(Dataset records)

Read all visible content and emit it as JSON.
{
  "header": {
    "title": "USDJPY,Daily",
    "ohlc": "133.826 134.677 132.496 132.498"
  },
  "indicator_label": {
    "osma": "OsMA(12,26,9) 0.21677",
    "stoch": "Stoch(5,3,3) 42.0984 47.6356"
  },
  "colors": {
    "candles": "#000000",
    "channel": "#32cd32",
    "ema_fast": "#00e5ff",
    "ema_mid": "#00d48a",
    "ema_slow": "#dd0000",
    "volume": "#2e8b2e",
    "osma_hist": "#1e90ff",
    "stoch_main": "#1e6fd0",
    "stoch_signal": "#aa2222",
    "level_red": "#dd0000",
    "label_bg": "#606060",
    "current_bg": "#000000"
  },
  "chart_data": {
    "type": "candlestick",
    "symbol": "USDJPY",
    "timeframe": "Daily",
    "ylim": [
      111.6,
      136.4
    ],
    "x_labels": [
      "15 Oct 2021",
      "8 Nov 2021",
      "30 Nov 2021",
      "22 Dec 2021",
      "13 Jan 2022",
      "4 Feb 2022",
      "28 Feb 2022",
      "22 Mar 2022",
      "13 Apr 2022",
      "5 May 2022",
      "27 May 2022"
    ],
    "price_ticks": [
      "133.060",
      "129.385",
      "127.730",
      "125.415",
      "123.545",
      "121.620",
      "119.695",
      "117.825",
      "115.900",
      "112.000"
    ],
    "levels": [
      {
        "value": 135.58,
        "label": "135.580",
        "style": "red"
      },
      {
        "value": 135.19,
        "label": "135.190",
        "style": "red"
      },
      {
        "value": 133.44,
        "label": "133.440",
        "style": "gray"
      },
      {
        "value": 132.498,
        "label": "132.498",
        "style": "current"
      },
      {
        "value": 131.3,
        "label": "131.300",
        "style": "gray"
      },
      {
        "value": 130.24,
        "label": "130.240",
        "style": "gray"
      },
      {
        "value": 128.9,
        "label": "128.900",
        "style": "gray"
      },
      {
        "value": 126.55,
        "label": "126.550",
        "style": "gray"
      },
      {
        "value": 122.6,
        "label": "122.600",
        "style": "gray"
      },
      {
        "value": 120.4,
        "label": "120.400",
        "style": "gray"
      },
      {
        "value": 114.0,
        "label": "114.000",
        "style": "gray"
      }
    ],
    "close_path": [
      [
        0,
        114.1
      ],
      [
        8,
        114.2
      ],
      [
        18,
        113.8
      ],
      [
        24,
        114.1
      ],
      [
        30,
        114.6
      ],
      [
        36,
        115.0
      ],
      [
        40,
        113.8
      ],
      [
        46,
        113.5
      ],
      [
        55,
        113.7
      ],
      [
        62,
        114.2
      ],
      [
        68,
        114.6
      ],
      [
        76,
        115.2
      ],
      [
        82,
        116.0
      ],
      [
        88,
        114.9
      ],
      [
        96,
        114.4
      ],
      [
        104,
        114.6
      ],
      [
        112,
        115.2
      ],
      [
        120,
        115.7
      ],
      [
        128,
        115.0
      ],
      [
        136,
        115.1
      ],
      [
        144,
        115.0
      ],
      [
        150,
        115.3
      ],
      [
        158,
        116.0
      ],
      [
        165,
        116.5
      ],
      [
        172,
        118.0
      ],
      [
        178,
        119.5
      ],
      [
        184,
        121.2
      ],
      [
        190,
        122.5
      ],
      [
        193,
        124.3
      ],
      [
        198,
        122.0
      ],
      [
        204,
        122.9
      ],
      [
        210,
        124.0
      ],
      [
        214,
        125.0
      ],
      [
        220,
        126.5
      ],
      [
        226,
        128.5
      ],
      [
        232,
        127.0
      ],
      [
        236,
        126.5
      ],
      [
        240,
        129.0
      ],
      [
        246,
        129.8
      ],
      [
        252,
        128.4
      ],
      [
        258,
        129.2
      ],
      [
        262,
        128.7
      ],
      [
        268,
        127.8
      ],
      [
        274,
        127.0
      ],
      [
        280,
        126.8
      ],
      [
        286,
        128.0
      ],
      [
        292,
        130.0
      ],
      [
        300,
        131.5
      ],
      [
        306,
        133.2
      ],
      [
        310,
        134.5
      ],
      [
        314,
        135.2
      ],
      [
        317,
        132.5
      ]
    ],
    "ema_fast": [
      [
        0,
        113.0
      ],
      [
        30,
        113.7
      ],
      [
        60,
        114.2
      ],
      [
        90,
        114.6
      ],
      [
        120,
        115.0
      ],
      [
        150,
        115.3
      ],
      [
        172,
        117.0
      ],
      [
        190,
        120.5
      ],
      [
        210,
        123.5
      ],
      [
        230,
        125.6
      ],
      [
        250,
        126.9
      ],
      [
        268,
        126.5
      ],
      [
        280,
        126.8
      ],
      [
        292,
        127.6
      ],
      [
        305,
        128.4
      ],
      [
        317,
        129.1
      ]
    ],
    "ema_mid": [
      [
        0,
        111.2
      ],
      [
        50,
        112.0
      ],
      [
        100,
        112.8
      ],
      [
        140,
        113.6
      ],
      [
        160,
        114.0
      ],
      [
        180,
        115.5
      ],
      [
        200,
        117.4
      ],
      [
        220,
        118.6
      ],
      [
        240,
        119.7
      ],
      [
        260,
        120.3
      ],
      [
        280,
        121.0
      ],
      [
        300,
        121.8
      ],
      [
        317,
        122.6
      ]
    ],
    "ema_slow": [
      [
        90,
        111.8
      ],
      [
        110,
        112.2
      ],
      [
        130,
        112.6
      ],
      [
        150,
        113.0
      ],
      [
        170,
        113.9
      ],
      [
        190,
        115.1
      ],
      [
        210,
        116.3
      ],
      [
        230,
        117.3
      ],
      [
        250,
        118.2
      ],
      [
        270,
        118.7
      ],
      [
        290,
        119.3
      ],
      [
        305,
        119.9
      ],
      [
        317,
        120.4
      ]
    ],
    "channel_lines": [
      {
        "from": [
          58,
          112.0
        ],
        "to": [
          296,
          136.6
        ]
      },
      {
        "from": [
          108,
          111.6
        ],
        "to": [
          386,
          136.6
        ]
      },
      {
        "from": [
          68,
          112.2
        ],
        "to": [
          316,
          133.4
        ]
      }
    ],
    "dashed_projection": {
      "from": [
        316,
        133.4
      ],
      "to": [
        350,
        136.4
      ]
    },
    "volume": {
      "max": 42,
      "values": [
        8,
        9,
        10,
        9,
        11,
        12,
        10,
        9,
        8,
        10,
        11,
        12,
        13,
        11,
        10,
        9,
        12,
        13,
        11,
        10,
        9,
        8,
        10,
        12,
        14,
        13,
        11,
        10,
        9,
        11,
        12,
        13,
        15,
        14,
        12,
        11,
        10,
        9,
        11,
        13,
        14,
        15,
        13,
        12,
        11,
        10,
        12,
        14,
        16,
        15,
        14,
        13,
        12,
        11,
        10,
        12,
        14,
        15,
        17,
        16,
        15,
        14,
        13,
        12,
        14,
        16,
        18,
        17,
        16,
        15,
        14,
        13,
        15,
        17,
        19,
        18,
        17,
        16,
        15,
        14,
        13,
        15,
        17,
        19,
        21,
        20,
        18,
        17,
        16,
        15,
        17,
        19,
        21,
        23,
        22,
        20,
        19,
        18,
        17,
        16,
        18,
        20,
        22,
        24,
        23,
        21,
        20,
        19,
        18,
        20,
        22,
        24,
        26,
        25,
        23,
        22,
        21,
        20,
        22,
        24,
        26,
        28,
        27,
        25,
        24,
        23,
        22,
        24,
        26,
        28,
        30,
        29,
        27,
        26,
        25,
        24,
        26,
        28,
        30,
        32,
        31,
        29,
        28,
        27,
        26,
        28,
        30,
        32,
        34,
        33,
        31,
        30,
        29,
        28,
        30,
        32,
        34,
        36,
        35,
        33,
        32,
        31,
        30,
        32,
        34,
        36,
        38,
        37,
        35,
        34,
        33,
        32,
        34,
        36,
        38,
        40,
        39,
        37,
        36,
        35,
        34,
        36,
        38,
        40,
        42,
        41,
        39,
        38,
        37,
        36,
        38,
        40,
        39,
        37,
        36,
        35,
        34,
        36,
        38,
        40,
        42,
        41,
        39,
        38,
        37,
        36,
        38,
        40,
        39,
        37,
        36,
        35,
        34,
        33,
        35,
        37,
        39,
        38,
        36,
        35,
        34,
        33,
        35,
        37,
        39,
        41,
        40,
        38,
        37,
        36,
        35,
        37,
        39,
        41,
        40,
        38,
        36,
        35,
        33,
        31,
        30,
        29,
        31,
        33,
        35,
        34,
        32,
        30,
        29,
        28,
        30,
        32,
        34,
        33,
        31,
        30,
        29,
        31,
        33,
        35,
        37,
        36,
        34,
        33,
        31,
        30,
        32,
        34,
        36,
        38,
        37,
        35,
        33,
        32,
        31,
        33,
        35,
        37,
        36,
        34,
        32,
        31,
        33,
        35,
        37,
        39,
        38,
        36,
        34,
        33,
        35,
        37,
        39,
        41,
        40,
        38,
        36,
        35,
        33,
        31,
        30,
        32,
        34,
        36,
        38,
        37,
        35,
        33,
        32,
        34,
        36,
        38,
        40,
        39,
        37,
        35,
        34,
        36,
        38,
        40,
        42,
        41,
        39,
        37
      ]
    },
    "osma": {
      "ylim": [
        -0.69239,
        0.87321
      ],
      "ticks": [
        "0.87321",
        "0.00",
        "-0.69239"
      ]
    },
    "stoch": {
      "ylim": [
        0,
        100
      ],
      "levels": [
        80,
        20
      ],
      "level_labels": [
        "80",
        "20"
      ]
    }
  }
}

# REQUIRED WORK
Give the number of lines in the listing above that contain "Daily", and nothing else.

# FINISHED EXERCISE
2